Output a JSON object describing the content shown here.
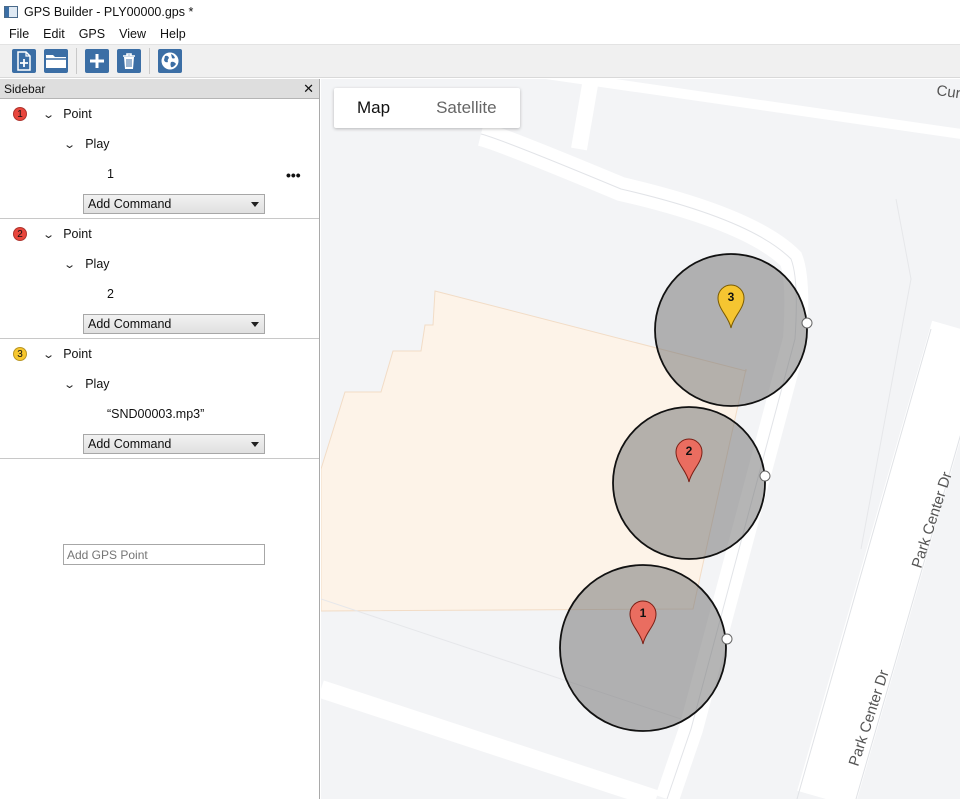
{
  "window": {
    "title": "GPS Builder - PLY00000.gps *"
  },
  "menu": [
    "File",
    "Edit",
    "GPS",
    "View",
    "Help"
  ],
  "toolbar": {
    "buttons": [
      "new-file-icon",
      "open-folder-icon",
      "add-icon",
      "delete-icon",
      "globe-icon"
    ]
  },
  "sidebar": {
    "title": "Sidebar",
    "close": "✕",
    "points": [
      {
        "number": "1",
        "color": "#e8453c",
        "label": "Point",
        "group": "Play",
        "value": "1",
        "has_more": true,
        "more": "•••",
        "command": "Add Command"
      },
      {
        "number": "2",
        "color": "#e8453c",
        "label": "Point",
        "group": "Play",
        "value": "2",
        "has_more": false,
        "command": "Add Command"
      },
      {
        "number": "3",
        "color": "#f7c72e",
        "label": "Point",
        "group": "Play",
        "value": "“SND00003.mp3”",
        "has_more": false,
        "command": "Add Command"
      }
    ],
    "add_point_placeholder": "Add GPS Point"
  },
  "map": {
    "tabs": {
      "map": "Map",
      "satellite": "Satellite"
    },
    "streets": {
      "cur": "Cur",
      "park_center_1": "Park Center Dr",
      "park_center_2": "Park Center Dr"
    },
    "markers": [
      {
        "number": "1",
        "color": "#ea6d60"
      },
      {
        "number": "2",
        "color": "#ea6d60"
      },
      {
        "number": "3",
        "color": "#f5c531"
      }
    ]
  }
}
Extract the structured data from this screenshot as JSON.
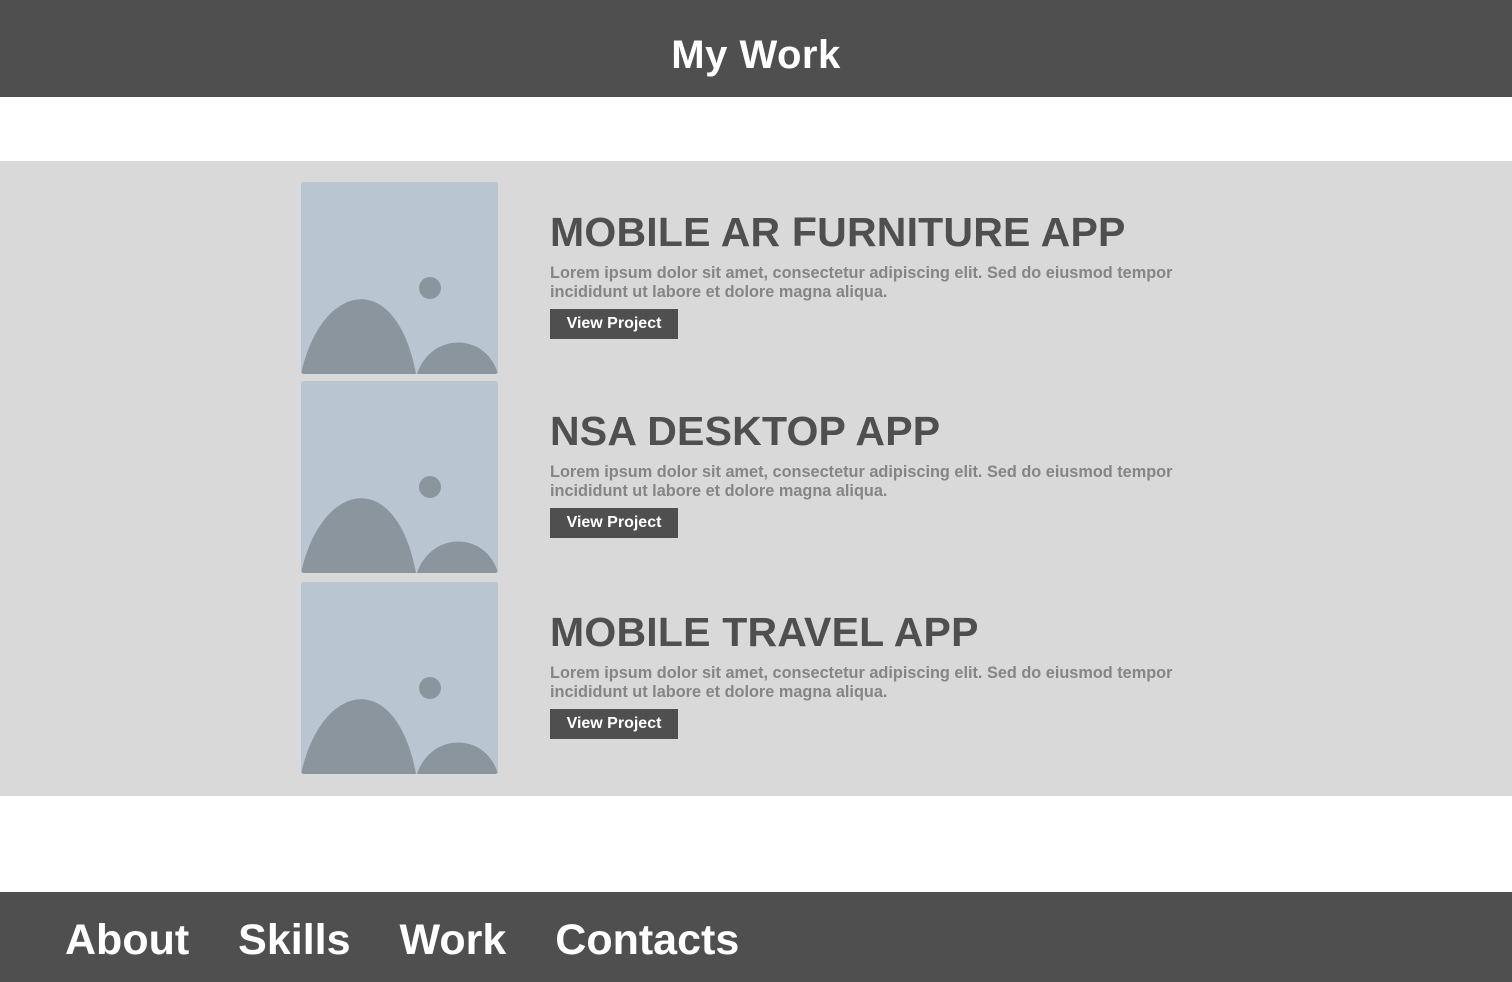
{
  "header": {
    "title": "My Work"
  },
  "projects": [
    {
      "title": "MOBILE AR FURNITURE APP",
      "description": "Lorem ipsum dolor sit amet, consectetur adipiscing elit. Sed do eiusmod tempor incididunt ut labore et dolore magna aliqua.",
      "button_label": "View Project",
      "image_icon": "image-placeholder-icon"
    },
    {
      "title": "NSA DESKTOP APP",
      "description": "Lorem ipsum dolor sit amet, consectetur adipiscing elit. Sed do eiusmod tempor incididunt ut labore et dolore magna aliqua.",
      "button_label": "View Project",
      "image_icon": "image-placeholder-icon"
    },
    {
      "title": "MOBILE TRAVEL APP",
      "description": "Lorem ipsum dolor sit amet, consectetur adipiscing elit. Sed do eiusmod tempor incididunt ut labore et dolore magna aliqua.",
      "button_label": "View Project",
      "image_icon": "image-placeholder-icon"
    }
  ],
  "footer": {
    "nav": [
      {
        "label": "About"
      },
      {
        "label": "Skills"
      },
      {
        "label": "Work"
      },
      {
        "label": "Contacts"
      }
    ]
  },
  "colors": {
    "header_bg": "#4f4f4f",
    "section_bg": "#d9d9d9",
    "placeholder_bg": "#b9c5d1",
    "placeholder_shape": "#8a959e",
    "title_text": "#4f4f4f",
    "desc_text": "#858585"
  }
}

● **Written exercise**
Copy the data word for word. Pictures do not go in the copy.

● **Correct response**
Output a JSON object describing the content shown here.
{
  "window": {
    "title": "GPS Builder - PLY00000.gps *"
  },
  "menu": [
    "File",
    "Edit",
    "GPS",
    "View",
    "Help"
  ],
  "toolbar": {
    "buttons": [
      "new-file-icon",
      "open-folder-icon",
      "add-icon",
      "delete-icon",
      "globe-icon"
    ]
  },
  "sidebar": {
    "title": "Sidebar",
    "close": "✕",
    "points": [
      {
        "number": "1",
        "color": "#e8453c",
        "label": "Point",
        "group": "Play",
        "value": "1",
        "has_more": true,
        "more": "•••",
        "command": "Add Command"
      },
      {
        "number": "2",
        "color": "#e8453c",
        "label": "Point",
        "group": "Play",
        "value": "2",
        "has_more": false,
        "command": "Add Command"
      },
      {
        "number": "3",
        "color": "#f7c72e",
        "label": "Point",
        "group": "Play",
        "value": "“SND00003.mp3”",
        "has_more": false,
        "command": "Add Command"
      }
    ],
    "add_point_placeholder": "Add GPS Point"
  },
  "map": {
    "tabs": {
      "map": "Map",
      "satellite": "Satellite"
    },
    "streets": {
      "cur": "Cur",
      "park_center_1": "Park Center Dr",
      "park_center_2": "Park Center Dr"
    },
    "markers": [
      {
        "number": "1",
        "color": "#ea6d60"
      },
      {
        "number": "2",
        "color": "#ea6d60"
      },
      {
        "number": "3",
        "color": "#f5c531"
      }
    ]
  }
}
Extract the structured data from this screenshot as JSON.
{
  "header": {
    "title": "My Work"
  },
  "projects": [
    {
      "title": "MOBILE AR FURNITURE APP",
      "description": "Lorem ipsum dolor sit amet, consectetur adipiscing elit. Sed do eiusmod tempor incididunt ut labore et dolore magna aliqua.",
      "button_label": "View Project",
      "image_icon": "image-placeholder-icon"
    },
    {
      "title": "NSA DESKTOP APP",
      "description": "Lorem ipsum dolor sit amet, consectetur adipiscing elit. Sed do eiusmod tempor incididunt ut labore et dolore magna aliqua.",
      "button_label": "View Project",
      "image_icon": "image-placeholder-icon"
    },
    {
      "title": "MOBILE TRAVEL APP",
      "description": "Lorem ipsum dolor sit amet, consectetur adipiscing elit. Sed do eiusmod tempor incididunt ut labore et dolore magna aliqua.",
      "button_label": "View Project",
      "image_icon": "image-placeholder-icon"
    }
  ],
  "footer": {
    "nav": [
      {
        "label": "About"
      },
      {
        "label": "Skills"
      },
      {
        "label": "Work"
      },
      {
        "label": "Contacts"
      }
    ]
  },
  "colors": {
    "header_bg": "#4f4f4f",
    "section_bg": "#d9d9d9",
    "placeholder_bg": "#b9c5d1",
    "placeholder_shape": "#8a959e",
    "title_text": "#4f4f4f",
    "desc_text": "#858585"
  }
}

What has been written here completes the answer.